## RECORDS PROVIDED
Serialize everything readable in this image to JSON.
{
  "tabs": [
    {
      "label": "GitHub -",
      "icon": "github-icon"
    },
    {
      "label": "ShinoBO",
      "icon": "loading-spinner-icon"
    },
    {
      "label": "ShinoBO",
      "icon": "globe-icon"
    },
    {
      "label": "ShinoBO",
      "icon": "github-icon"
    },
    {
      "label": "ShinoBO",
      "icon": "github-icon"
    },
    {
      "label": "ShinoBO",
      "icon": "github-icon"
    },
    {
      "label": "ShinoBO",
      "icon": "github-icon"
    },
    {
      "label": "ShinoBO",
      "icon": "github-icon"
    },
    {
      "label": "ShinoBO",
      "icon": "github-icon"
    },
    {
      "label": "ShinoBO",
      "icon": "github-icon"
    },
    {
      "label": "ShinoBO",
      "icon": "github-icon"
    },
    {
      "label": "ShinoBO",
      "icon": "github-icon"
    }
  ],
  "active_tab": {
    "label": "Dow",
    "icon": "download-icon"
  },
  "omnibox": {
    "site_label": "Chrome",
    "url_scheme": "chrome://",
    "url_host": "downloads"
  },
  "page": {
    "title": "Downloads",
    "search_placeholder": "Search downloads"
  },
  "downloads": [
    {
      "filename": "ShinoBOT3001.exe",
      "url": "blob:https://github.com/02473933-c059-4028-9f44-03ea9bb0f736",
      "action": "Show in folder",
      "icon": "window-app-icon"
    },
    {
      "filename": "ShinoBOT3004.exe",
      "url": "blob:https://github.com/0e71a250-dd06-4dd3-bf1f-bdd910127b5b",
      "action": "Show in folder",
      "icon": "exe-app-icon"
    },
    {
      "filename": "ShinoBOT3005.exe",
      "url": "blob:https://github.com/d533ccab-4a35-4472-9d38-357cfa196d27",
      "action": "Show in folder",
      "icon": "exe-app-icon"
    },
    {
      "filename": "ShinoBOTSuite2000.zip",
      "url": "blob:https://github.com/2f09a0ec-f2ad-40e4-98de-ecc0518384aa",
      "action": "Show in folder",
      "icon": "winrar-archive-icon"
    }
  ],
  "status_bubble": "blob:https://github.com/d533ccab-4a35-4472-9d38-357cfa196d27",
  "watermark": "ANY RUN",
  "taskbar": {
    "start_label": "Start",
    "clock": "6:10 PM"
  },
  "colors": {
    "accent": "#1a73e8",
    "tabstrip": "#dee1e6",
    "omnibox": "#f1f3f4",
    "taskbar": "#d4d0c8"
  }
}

## TASK TO COMPLETE
Return each entry from above without altering a single character.

## EXERCISE RESULT
Serialize everything readable in this image to JSON.
{
  "tabs": [
    {
      "label": "GitHub -",
      "icon": "github-icon"
    },
    {
      "label": "ShinoBO",
      "icon": "loading-spinner-icon"
    },
    {
      "label": "ShinoBO",
      "icon": "globe-icon"
    },
    {
      "label": "ShinoBO",
      "icon": "github-icon"
    },
    {
      "label": "ShinoBO",
      "icon": "github-icon"
    },
    {
      "label": "ShinoBO",
      "icon": "github-icon"
    },
    {
      "label": "ShinoBO",
      "icon": "github-icon"
    },
    {
      "label": "ShinoBO",
      "icon": "github-icon"
    },
    {
      "label": "ShinoBO",
      "icon": "github-icon"
    },
    {
      "label": "ShinoBO",
      "icon": "github-icon"
    },
    {
      "label": "ShinoBO",
      "icon": "github-icon"
    },
    {
      "label": "ShinoBO",
      "icon": "github-icon"
    }
  ],
  "active_tab": {
    "label": "Dow",
    "icon": "download-icon"
  },
  "omnibox": {
    "site_label": "Chrome",
    "url_scheme": "chrome://",
    "url_host": "downloads"
  },
  "page": {
    "title": "Downloads",
    "search_placeholder": "Search downloads"
  },
  "downloads": [
    {
      "filename": "ShinoBOT3001.exe",
      "url": "blob:https://github.com/02473933-c059-4028-9f44-03ea9bb0f736",
      "action": "Show in folder",
      "icon": "window-app-icon"
    },
    {
      "filename": "ShinoBOT3004.exe",
      "url": "blob:https://github.com/0e71a250-dd06-4dd3-bf1f-bdd910127b5b",
      "action": "Show in folder",
      "icon": "exe-app-icon"
    },
    {
      "filename": "ShinoBOT3005.exe",
      "url": "blob:https://github.com/d533ccab-4a35-4472-9d38-357cfa196d27",
      "action": "Show in folder",
      "icon": "exe-app-icon"
    },
    {
      "filename": "ShinoBOTSuite2000.zip",
      "url": "blob:https://github.com/2f09a0ec-f2ad-40e4-98de-ecc0518384aa",
      "action": "Show in folder",
      "icon": "winrar-archive-icon"
    }
  ],
  "status_bubble": "blob:https://github.com/d533ccab-4a35-4472-9d38-357cfa196d27",
  "watermark": "ANY RUN",
  "taskbar": {
    "start_label": "Start",
    "clock": "6:10 PM"
  },
  "colors": {
    "accent": "#1a73e8",
    "tabstrip": "#dee1e6",
    "omnibox": "#f1f3f4",
    "taskbar": "#d4d0c8"
  }
}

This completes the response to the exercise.